## What you are asked to do
State how many lines of the entries hold the string "JOUR", and output nothing but that count.

## Records supplied
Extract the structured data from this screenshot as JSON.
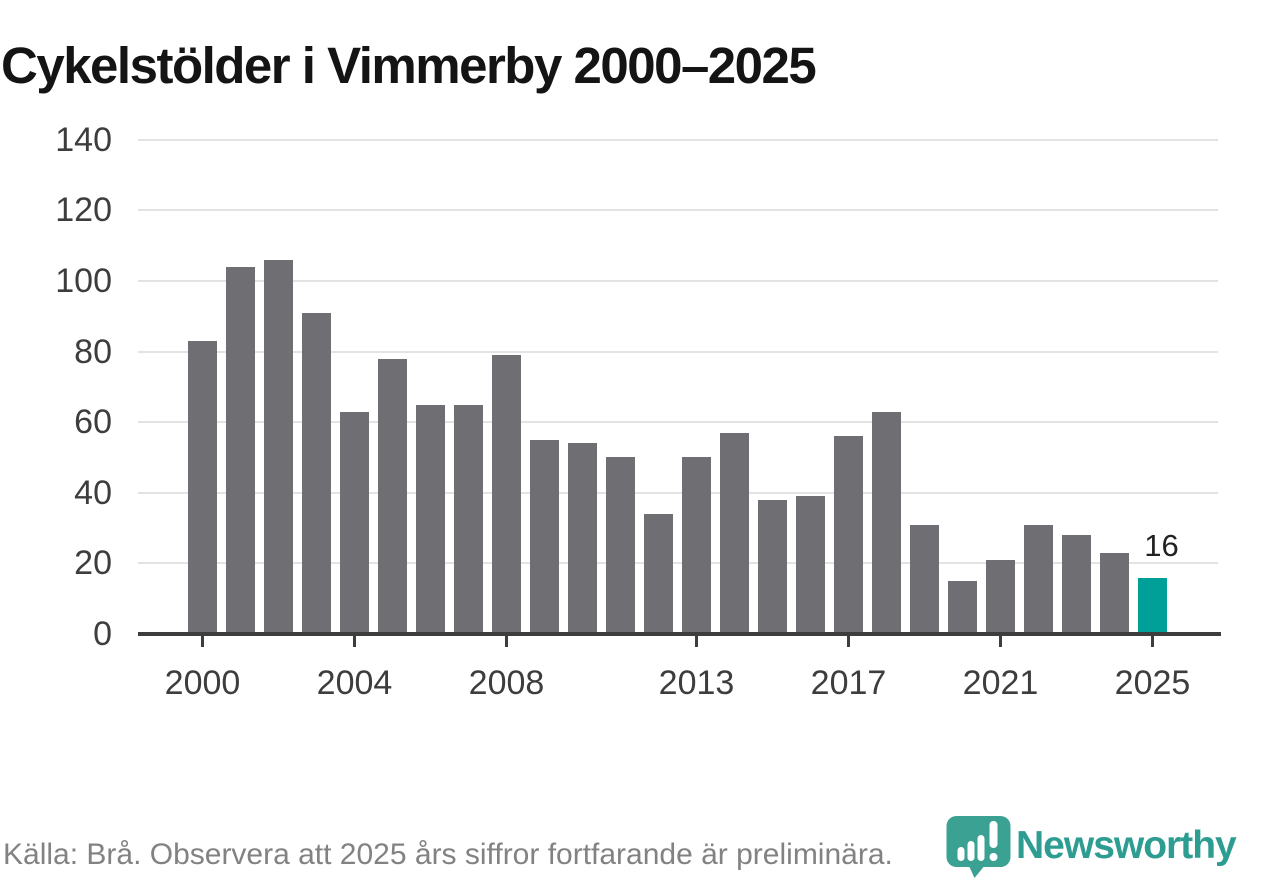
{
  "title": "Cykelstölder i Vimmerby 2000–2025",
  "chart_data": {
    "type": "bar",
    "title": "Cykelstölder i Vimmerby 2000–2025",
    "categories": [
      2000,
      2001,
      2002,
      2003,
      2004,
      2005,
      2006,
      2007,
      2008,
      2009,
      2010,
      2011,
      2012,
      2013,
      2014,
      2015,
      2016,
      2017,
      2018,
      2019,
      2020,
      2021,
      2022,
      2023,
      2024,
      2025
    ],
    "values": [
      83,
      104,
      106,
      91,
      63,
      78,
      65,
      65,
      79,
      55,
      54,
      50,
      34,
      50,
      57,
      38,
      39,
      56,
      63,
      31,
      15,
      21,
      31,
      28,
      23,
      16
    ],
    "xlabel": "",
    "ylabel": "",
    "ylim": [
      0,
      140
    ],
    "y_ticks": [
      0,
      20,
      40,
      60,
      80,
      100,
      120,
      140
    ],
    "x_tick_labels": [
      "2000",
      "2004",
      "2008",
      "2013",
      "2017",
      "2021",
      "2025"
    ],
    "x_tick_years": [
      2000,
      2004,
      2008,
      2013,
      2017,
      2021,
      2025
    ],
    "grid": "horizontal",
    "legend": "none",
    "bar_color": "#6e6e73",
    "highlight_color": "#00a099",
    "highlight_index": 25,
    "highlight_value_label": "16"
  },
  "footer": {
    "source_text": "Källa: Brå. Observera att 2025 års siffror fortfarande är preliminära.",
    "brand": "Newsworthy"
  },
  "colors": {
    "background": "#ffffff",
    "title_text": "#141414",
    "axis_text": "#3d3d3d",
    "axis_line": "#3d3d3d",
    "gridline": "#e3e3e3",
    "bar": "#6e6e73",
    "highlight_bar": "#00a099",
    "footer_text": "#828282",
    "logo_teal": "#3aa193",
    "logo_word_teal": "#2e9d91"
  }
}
...
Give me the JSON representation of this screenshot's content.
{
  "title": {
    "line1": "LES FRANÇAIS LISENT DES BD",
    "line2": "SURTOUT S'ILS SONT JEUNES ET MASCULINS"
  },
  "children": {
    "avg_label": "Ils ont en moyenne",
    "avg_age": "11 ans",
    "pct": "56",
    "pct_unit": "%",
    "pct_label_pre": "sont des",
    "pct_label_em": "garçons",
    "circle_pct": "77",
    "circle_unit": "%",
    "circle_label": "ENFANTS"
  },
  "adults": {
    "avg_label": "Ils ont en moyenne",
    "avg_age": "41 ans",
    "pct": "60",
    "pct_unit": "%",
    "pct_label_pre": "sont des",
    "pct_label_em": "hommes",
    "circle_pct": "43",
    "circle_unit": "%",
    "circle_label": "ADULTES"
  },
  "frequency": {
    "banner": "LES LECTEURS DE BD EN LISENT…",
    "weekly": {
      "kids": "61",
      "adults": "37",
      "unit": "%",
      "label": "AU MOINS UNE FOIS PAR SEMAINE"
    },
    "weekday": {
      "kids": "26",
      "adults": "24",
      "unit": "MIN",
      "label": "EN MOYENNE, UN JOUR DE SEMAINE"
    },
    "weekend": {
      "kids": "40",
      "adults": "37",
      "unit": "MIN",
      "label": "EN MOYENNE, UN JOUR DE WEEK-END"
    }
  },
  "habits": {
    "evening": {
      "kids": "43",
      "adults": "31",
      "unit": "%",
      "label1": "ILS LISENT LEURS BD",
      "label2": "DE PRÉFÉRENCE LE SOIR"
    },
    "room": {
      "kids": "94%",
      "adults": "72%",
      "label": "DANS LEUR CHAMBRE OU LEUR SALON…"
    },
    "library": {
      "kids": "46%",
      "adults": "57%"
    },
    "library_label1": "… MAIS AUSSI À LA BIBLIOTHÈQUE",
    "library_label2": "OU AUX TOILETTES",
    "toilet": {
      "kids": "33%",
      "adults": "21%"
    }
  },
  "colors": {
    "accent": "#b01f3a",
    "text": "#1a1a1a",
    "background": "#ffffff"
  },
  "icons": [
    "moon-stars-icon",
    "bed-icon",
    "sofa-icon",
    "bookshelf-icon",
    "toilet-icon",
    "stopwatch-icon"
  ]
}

## Final result
2